### DATA SHOWN
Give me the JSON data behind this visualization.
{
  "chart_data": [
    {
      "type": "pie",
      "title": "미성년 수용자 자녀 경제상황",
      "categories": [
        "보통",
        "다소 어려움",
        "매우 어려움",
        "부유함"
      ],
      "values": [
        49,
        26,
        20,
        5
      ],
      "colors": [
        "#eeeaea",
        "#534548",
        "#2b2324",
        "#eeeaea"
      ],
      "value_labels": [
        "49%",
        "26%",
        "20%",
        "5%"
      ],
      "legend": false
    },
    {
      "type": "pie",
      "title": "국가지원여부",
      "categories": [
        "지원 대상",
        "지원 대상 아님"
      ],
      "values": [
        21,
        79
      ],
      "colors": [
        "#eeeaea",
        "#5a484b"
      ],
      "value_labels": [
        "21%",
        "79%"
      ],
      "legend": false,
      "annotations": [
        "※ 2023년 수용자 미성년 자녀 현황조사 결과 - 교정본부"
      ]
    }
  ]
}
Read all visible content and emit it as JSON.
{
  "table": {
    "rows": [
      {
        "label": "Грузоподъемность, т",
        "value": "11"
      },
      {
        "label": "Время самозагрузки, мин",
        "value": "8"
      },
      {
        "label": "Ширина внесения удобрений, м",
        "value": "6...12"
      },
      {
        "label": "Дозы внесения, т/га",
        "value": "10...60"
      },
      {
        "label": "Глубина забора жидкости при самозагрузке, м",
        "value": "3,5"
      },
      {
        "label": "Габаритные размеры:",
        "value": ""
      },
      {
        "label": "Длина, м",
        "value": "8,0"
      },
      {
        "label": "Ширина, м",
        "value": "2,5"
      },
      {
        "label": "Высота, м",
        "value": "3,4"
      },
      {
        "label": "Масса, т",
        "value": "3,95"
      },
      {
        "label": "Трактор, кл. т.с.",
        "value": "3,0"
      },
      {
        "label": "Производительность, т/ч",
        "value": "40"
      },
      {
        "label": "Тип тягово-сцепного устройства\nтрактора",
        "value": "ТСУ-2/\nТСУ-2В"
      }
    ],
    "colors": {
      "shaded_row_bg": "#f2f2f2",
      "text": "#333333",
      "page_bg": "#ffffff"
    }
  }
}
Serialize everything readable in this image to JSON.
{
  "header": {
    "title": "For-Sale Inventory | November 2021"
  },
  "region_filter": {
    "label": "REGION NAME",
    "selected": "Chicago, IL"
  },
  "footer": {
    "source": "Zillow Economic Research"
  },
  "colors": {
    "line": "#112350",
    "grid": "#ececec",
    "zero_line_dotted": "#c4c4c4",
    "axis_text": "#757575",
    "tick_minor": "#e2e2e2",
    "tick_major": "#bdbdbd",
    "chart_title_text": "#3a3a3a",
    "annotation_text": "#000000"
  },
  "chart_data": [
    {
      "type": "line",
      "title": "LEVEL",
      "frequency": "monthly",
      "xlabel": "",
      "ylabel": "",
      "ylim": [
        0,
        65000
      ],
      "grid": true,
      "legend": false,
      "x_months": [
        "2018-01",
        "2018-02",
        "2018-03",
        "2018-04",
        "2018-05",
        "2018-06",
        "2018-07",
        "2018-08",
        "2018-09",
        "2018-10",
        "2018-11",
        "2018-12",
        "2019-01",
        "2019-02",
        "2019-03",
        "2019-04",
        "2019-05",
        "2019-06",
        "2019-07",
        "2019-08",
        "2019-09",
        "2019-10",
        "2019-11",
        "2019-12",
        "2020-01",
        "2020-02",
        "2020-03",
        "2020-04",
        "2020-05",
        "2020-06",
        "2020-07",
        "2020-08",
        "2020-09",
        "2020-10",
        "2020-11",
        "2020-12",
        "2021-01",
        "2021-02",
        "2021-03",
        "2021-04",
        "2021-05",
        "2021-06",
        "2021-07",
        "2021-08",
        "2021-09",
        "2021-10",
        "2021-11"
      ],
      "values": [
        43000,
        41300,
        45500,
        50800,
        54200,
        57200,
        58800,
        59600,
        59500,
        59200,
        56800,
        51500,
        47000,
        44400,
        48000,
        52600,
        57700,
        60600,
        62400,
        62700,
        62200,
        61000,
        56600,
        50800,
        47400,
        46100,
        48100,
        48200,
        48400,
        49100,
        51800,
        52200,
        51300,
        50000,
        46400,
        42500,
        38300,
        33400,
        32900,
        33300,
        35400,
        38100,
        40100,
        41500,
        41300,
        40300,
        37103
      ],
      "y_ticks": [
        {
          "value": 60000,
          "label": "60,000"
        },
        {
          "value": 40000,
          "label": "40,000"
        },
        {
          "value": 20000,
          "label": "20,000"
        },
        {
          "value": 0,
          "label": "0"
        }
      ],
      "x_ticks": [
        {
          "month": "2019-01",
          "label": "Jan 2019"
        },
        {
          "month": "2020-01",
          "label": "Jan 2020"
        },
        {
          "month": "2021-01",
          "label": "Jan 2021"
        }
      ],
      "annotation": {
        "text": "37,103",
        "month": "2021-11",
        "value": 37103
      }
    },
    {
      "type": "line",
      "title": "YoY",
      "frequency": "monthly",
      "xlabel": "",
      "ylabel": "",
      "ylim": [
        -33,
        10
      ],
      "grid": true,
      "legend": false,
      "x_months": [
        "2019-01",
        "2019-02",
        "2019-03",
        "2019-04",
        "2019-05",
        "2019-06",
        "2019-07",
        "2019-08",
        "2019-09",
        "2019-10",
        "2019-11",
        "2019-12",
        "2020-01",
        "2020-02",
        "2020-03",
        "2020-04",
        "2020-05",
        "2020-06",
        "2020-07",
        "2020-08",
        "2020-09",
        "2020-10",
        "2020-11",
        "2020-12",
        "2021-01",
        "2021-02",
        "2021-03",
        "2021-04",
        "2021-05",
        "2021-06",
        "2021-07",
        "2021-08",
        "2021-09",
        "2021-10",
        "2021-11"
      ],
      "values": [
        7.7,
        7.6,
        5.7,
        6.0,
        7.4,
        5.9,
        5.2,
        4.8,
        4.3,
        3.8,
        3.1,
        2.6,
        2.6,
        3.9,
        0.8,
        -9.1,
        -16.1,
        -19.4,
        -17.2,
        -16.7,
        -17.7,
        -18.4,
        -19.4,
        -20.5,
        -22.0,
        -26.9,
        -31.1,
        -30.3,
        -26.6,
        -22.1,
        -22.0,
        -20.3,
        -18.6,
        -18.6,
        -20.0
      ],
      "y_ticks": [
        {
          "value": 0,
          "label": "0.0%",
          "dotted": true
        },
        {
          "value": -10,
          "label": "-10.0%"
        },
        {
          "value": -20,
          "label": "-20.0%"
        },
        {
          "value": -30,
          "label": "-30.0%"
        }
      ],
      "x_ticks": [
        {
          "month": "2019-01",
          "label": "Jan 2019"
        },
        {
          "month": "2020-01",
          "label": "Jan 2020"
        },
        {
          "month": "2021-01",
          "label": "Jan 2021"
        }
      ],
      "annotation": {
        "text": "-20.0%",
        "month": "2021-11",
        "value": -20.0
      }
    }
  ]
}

### TASK DIRECTIONS
All of the material must be reproduced exactly.

### RESPONSE TO THE TASK
Give me the JSON data behind this visualization.
{
  "chart_data": [
    {
      "type": "pie",
      "title": "미성년 수용자 자녀 경제상황",
      "categories": [
        "보통",
        "다소 어려움",
        "매우 어려움",
        "부유함"
      ],
      "values": [
        49,
        26,
        20,
        5
      ],
      "colors": [
        "#eeeaea",
        "#534548",
        "#2b2324",
        "#eeeaea"
      ],
      "value_labels": [
        "49%",
        "26%",
        "20%",
        "5%"
      ],
      "legend": false
    },
    {
      "type": "pie",
      "title": "국가지원여부",
      "categories": [
        "지원 대상",
        "지원 대상 아님"
      ],
      "values": [
        21,
        79
      ],
      "colors": [
        "#eeeaea",
        "#5a484b"
      ],
      "value_labels": [
        "21%",
        "79%"
      ],
      "legend": false,
      "annotations": [
        "※ 2023년 수용자 미성년 자녀 현황조사 결과 - 교정본부"
      ]
    }
  ]
}
Read all visible content and emit it as JSON.
{
  "table": {
    "rows": [
      {
        "label": "Грузоподъемность, т",
        "value": "11"
      },
      {
        "label": "Время самозагрузки, мин",
        "value": "8"
      },
      {
        "label": "Ширина внесения удобрений, м",
        "value": "6...12"
      },
      {
        "label": "Дозы внесения, т/га",
        "value": "10...60"
      },
      {
        "label": "Глубина забора жидкости при самозагрузке, м",
        "value": "3,5"
      },
      {
        "label": "Габаритные размеры:",
        "value": ""
      },
      {
        "label": "Длина, м",
        "value": "8,0"
      },
      {
        "label": "Ширина, м",
        "value": "2,5"
      },
      {
        "label": "Высота, м",
        "value": "3,4"
      },
      {
        "label": "Масса, т",
        "value": "3,95"
      },
      {
        "label": "Трактор, кл. т.с.",
        "value": "3,0"
      },
      {
        "label": "Производительность, т/ч",
        "value": "40"
      },
      {
        "label": "Тип тягово-сцепного устройства\nтрактора",
        "value": "ТСУ-2/\nТСУ-2В"
      }
    ],
    "colors": {
      "shaded_row_bg": "#f2f2f2",
      "text": "#333333",
      "page_bg": "#ffffff"
    }
  }
}
Serialize everything readable in this image to JSON.
{
  "header": {
    "title": "For-Sale Inventory | November 2021"
  },
  "region_filter": {
    "label": "REGION NAME",
    "selected": "Chicago, IL"
  },
  "footer": {
    "source": "Zillow Economic Research"
  },
  "colors": {
    "line": "#112350",
    "grid": "#ececec",
    "zero_line_dotted": "#c4c4c4",
    "axis_text": "#757575",
    "tick_minor": "#e2e2e2",
    "tick_major": "#bdbdbd",
    "chart_title_text": "#3a3a3a",
    "annotation_text": "#000000"
  },
  "chart_data": [
    {
      "type": "line",
      "title": "LEVEL",
      "frequency": "monthly",
      "xlabel": "",
      "ylabel": "",
      "ylim": [
        0,
        65000
      ],
      "grid": true,
      "legend": false,
      "x_months": [
        "2018-01",
        "2018-02",
        "2018-03",
        "2018-04",
        "2018-05",
        "2018-06",
        "2018-07",
        "2018-08",
        "2018-09",
        "2018-10",
        "2018-11",
        "2018-12",
        "2019-01",
        "2019-02",
        "2019-03",
        "2019-04",
        "2019-05",
        "2019-06",
        "2019-07",
        "2019-08",
        "2019-09",
        "2019-10",
        "2019-11",
        "2019-12",
        "2020-01",
        "2020-02",
        "2020-03",
        "2020-04",
        "2020-05",
        "2020-06",
        "2020-07",
        "2020-08",
        "2020-09",
        "2020-10",
        "2020-11",
        "2020-12",
        "2021-01",
        "2021-02",
        "2021-03",
        "2021-04",
        "2021-05",
        "2021-06",
        "2021-07",
        "2021-08",
        "2021-09",
        "2021-10",
        "2021-11"
      ],
      "values": [
        43000,
        41300,
        45500,
        50800,
        54200,
        57200,
        58800,
        59600,
        59500,
        59200,
        56800,
        51500,
        47000,
        44400,
        48000,
        52600,
        57700,
        60600,
        62400,
        62700,
        62200,
        61000,
        56600,
        50800,
        47400,
        46100,
        48100,
        48200,
        48400,
        49100,
        51800,
        52200,
        51300,
        50000,
        46400,
        42500,
        38300,
        33400,
        32900,
        33300,
        35400,
        38100,
        40100,
        41500,
        41300,
        40300,
        37103
      ],
      "y_ticks": [
        {
          "value": 60000,
          "label": "60,000"
        },
        {
          "value": 40000,
          "label": "40,000"
        },
        {
          "value": 20000,
          "label": "20,000"
        },
        {
          "value": 0,
          "label": "0"
        }
      ],
      "x_ticks": [
        {
          "month": "2019-01",
          "label": "Jan 2019"
        },
        {
          "month": "2020-01",
          "label": "Jan 2020"
        },
        {
          "month": "2021-01",
          "label": "Jan 2021"
        }
      ],
      "annotation": {
        "text": "37,103",
        "month": "2021-11",
        "value": 37103
      }
    },
    {
      "type": "line",
      "title": "YoY",
      "frequency": "monthly",
      "xlabel": "",
      "ylabel": "",
      "ylim": [
        -33,
        10
      ],
      "grid": true,
      "legend": false,
      "x_months": [
        "2019-01",
        "2019-02",
        "2019-03",
        "2019-04",
        "2019-05",
        "2019-06",
        "2019-07",
        "2019-08",
        "2019-09",
        "2019-10",
        "2019-11",
        "2019-12",
        "2020-01",
        "2020-02",
        "2020-03",
        "2020-04",
        "2020-05",
        "2020-06",
        "2020-07",
        "2020-08",
        "2020-09",
        "2020-10",
        "2020-11",
        "2020-12",
        "2021-01",
        "2021-02",
        "2021-03",
        "2021-04",
        "2021-05",
        "2021-06",
        "2021-07",
        "2021-08",
        "2021-09",
        "2021-10",
        "2021-11"
      ],
      "values": [
        7.7,
        7.6,
        5.7,
        6.0,
        7.4,
        5.9,
        5.2,
        4.8,
        4.3,
        3.8,
        3.1,
        2.6,
        2.6,
        3.9,
        0.8,
        -9.1,
        -16.1,
        -19.4,
        -17.2,
        -16.7,
        -17.7,
        -18.4,
        -19.4,
        -20.5,
        -22.0,
        -26.9,
        -31.1,
        -30.3,
        -26.6,
        -22.1,
        -22.0,
        -20.3,
        -18.6,
        -18.6,
        -20.0
      ],
      "y_ticks": [
        {
          "value": 0,
          "label": "0.0%",
          "dotted": true
        },
        {
          "value": -10,
          "label": "-10.0%"
        },
        {
          "value": -20,
          "label": "-20.0%"
        },
        {
          "value": -30,
          "label": "-30.0%"
        }
      ],
      "x_ticks": [
        {
          "month": "2019-01",
          "label": "Jan 2019"
        },
        {
          "month": "2020-01",
          "label": "Jan 2020"
        },
        {
          "month": "2021-01",
          "label": "Jan 2021"
        }
      ],
      "annotation": {
        "text": "-20.0%",
        "month": "2021-11",
        "value": -20.0
      }
    }
  ]
}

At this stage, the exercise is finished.